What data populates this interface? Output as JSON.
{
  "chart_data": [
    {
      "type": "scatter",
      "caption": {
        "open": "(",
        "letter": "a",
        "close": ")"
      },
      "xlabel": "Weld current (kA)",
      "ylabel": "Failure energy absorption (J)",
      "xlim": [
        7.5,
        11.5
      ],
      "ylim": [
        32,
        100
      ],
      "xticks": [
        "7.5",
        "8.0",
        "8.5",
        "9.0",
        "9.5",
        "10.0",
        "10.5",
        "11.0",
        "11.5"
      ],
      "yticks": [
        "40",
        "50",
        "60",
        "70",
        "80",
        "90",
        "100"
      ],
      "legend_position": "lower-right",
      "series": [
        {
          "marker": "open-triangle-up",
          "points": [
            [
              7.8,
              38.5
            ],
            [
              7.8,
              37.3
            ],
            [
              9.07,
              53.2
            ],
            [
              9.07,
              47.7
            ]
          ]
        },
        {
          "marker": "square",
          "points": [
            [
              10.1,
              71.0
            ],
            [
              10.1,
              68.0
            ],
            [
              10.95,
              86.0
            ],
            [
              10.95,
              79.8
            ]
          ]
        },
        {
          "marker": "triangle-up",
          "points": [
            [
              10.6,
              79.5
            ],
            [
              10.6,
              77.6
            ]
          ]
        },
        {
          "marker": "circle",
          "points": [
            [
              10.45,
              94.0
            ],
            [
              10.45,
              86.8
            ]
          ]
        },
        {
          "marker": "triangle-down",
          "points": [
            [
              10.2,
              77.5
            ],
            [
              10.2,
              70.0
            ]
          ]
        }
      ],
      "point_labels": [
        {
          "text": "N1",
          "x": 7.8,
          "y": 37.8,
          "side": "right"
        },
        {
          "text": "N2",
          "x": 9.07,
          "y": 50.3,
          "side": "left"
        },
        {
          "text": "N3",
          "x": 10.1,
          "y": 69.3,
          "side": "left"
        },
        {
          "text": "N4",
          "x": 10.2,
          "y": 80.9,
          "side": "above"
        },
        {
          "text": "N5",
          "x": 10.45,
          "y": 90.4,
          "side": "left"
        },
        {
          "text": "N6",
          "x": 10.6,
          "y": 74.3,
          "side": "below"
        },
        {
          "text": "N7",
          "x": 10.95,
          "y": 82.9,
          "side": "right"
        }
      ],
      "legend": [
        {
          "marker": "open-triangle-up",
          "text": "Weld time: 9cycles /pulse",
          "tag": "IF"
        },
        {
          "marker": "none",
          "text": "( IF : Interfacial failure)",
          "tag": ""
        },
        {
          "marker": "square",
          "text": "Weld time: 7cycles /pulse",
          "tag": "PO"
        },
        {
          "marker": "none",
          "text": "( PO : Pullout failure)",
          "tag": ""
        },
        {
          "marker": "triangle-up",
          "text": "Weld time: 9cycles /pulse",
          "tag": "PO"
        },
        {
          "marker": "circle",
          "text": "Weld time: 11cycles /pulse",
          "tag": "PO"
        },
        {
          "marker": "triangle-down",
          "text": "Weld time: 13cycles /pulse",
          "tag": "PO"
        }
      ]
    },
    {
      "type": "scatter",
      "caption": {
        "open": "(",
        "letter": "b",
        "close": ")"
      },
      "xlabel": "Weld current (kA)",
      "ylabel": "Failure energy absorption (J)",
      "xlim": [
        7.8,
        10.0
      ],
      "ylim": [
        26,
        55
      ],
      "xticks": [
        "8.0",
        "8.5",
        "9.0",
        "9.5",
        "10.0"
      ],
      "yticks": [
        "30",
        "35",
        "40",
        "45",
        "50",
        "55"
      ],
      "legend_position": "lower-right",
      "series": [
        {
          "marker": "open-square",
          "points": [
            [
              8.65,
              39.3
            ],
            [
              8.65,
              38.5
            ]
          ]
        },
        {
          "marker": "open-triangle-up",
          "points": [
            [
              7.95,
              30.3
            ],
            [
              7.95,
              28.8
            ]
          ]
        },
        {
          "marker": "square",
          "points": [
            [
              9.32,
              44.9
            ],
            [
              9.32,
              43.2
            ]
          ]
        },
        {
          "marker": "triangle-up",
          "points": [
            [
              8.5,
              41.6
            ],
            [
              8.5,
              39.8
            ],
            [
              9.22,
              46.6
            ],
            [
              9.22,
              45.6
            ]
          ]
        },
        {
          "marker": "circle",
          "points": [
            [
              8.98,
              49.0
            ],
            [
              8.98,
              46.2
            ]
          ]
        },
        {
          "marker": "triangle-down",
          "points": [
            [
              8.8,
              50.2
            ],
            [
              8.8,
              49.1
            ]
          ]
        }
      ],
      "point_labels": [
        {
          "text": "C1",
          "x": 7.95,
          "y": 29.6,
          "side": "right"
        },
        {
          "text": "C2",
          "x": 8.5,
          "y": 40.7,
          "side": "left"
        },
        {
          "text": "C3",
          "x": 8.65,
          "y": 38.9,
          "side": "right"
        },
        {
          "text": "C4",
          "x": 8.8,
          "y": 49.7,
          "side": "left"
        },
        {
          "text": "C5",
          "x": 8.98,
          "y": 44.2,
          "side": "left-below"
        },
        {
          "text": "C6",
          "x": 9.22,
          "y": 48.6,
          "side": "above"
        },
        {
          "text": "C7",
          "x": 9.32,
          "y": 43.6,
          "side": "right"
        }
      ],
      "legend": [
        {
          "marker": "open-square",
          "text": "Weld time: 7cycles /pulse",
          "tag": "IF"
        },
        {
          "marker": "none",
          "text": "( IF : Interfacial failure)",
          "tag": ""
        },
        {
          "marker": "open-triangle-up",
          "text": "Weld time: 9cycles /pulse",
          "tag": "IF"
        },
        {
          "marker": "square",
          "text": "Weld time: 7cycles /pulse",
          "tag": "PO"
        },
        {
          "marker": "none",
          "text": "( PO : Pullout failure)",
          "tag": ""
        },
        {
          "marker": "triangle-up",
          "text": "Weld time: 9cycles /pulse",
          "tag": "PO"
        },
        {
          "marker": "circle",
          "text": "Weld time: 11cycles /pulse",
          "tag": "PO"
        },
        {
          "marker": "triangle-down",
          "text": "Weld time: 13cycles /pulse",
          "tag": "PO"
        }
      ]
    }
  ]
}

++++

- **Exercise task**
Retype the material above, line by line, exactly.

- **Response for this exercise**
What data populates this interface? Output as JSON.
{
  "chart_data": [
    {
      "type": "scatter",
      "caption": {
        "open": "(",
        "letter": "a",
        "close": ")"
      },
      "xlabel": "Weld current (kA)",
      "ylabel": "Failure energy absorption (J)",
      "xlim": [
        7.5,
        11.5
      ],
      "ylim": [
        32,
        100
      ],
      "xticks": [
        "7.5",
        "8.0",
        "8.5",
        "9.0",
        "9.5",
        "10.0",
        "10.5",
        "11.0",
        "11.5"
      ],
      "yticks": [
        "40",
        "50",
        "60",
        "70",
        "80",
        "90",
        "100"
      ],
      "legend_position": "lower-right",
      "series": [
        {
          "marker": "open-triangle-up",
          "points": [
            [
              7.8,
              38.5
            ],
            [
              7.8,
              37.3
            ],
            [
              9.07,
              53.2
            ],
            [
              9.07,
              47.7
            ]
          ]
        },
        {
          "marker": "square",
          "points": [
            [
              10.1,
              71.0
            ],
            [
              10.1,
              68.0
            ],
            [
              10.95,
              86.0
            ],
            [
              10.95,
              79.8
            ]
          ]
        },
        {
          "marker": "triangle-up",
          "points": [
            [
              10.6,
              79.5
            ],
            [
              10.6,
              77.6
            ]
          ]
        },
        {
          "marker": "circle",
          "points": [
            [
              10.45,
              94.0
            ],
            [
              10.45,
              86.8
            ]
          ]
        },
        {
          "marker": "triangle-down",
          "points": [
            [
              10.2,
              77.5
            ],
            [
              10.2,
              70.0
            ]
          ]
        }
      ],
      "point_labels": [
        {
          "text": "N1",
          "x": 7.8,
          "y": 37.8,
          "side": "right"
        },
        {
          "text": "N2",
          "x": 9.07,
          "y": 50.3,
          "side": "left"
        },
        {
          "text": "N3",
          "x": 10.1,
          "y": 69.3,
          "side": "left"
        },
        {
          "text": "N4",
          "x": 10.2,
          "y": 80.9,
          "side": "above"
        },
        {
          "text": "N5",
          "x": 10.45,
          "y": 90.4,
          "side": "left"
        },
        {
          "text": "N6",
          "x": 10.6,
          "y": 74.3,
          "side": "below"
        },
        {
          "text": "N7",
          "x": 10.95,
          "y": 82.9,
          "side": "right"
        }
      ],
      "legend": [
        {
          "marker": "open-triangle-up",
          "text": "Weld time: 9cycles /pulse",
          "tag": "IF"
        },
        {
          "marker": "none",
          "text": "( IF : Interfacial failure)",
          "tag": ""
        },
        {
          "marker": "square",
          "text": "Weld time: 7cycles /pulse",
          "tag": "PO"
        },
        {
          "marker": "none",
          "text": "( PO : Pullout failure)",
          "tag": ""
        },
        {
          "marker": "triangle-up",
          "text": "Weld time: 9cycles /pulse",
          "tag": "PO"
        },
        {
          "marker": "circle",
          "text": "Weld time: 11cycles /pulse",
          "tag": "PO"
        },
        {
          "marker": "triangle-down",
          "text": "Weld time: 13cycles /pulse",
          "tag": "PO"
        }
      ]
    },
    {
      "type": "scatter",
      "caption": {
        "open": "(",
        "letter": "b",
        "close": ")"
      },
      "xlabel": "Weld current (kA)",
      "ylabel": "Failure energy absorption (J)",
      "xlim": [
        7.8,
        10.0
      ],
      "ylim": [
        26,
        55
      ],
      "xticks": [
        "8.0",
        "8.5",
        "9.0",
        "9.5",
        "10.0"
      ],
      "yticks": [
        "30",
        "35",
        "40",
        "45",
        "50",
        "55"
      ],
      "legend_position": "lower-right",
      "series": [
        {
          "marker": "open-square",
          "points": [
            [
              8.65,
              39.3
            ],
            [
              8.65,
              38.5
            ]
          ]
        },
        {
          "marker": "open-triangle-up",
          "points": [
            [
              7.95,
              30.3
            ],
            [
              7.95,
              28.8
            ]
          ]
        },
        {
          "marker": "square",
          "points": [
            [
              9.32,
              44.9
            ],
            [
              9.32,
              43.2
            ]
          ]
        },
        {
          "marker": "triangle-up",
          "points": [
            [
              8.5,
              41.6
            ],
            [
              8.5,
              39.8
            ],
            [
              9.22,
              46.6
            ],
            [
              9.22,
              45.6
            ]
          ]
        },
        {
          "marker": "circle",
          "points": [
            [
              8.98,
              49.0
            ],
            [
              8.98,
              46.2
            ]
          ]
        },
        {
          "marker": "triangle-down",
          "points": [
            [
              8.8,
              50.2
            ],
            [
              8.8,
              49.1
            ]
          ]
        }
      ],
      "point_labels": [
        {
          "text": "C1",
          "x": 7.95,
          "y": 29.6,
          "side": "right"
        },
        {
          "text": "C2",
          "x": 8.5,
          "y": 40.7,
          "side": "left"
        },
        {
          "text": "C3",
          "x": 8.65,
          "y": 38.9,
          "side": "right"
        },
        {
          "text": "C4",
          "x": 8.8,
          "y": 49.7,
          "side": "left"
        },
        {
          "text": "C5",
          "x": 8.98,
          "y": 44.2,
          "side": "left-below"
        },
        {
          "text": "C6",
          "x": 9.22,
          "y": 48.6,
          "side": "above"
        },
        {
          "text": "C7",
          "x": 9.32,
          "y": 43.6,
          "side": "right"
        }
      ],
      "legend": [
        {
          "marker": "open-square",
          "text": "Weld time: 7cycles /pulse",
          "tag": "IF"
        },
        {
          "marker": "none",
          "text": "( IF : Interfacial failure)",
          "tag": ""
        },
        {
          "marker": "open-triangle-up",
          "text": "Weld time: 9cycles /pulse",
          "tag": "IF"
        },
        {
          "marker": "square",
          "text": "Weld time: 7cycles /pulse",
          "tag": "PO"
        },
        {
          "marker": "none",
          "text": "( PO : Pullout failure)",
          "tag": ""
        },
        {
          "marker": "triangle-up",
          "text": "Weld time: 9cycles /pulse",
          "tag": "PO"
        },
        {
          "marker": "circle",
          "text": "Weld time: 11cycles /pulse",
          "tag": "PO"
        },
        {
          "marker": "triangle-down",
          "text": "Weld time: 13cycles /pulse",
          "tag": "PO"
        }
      ]
    }
  ]
}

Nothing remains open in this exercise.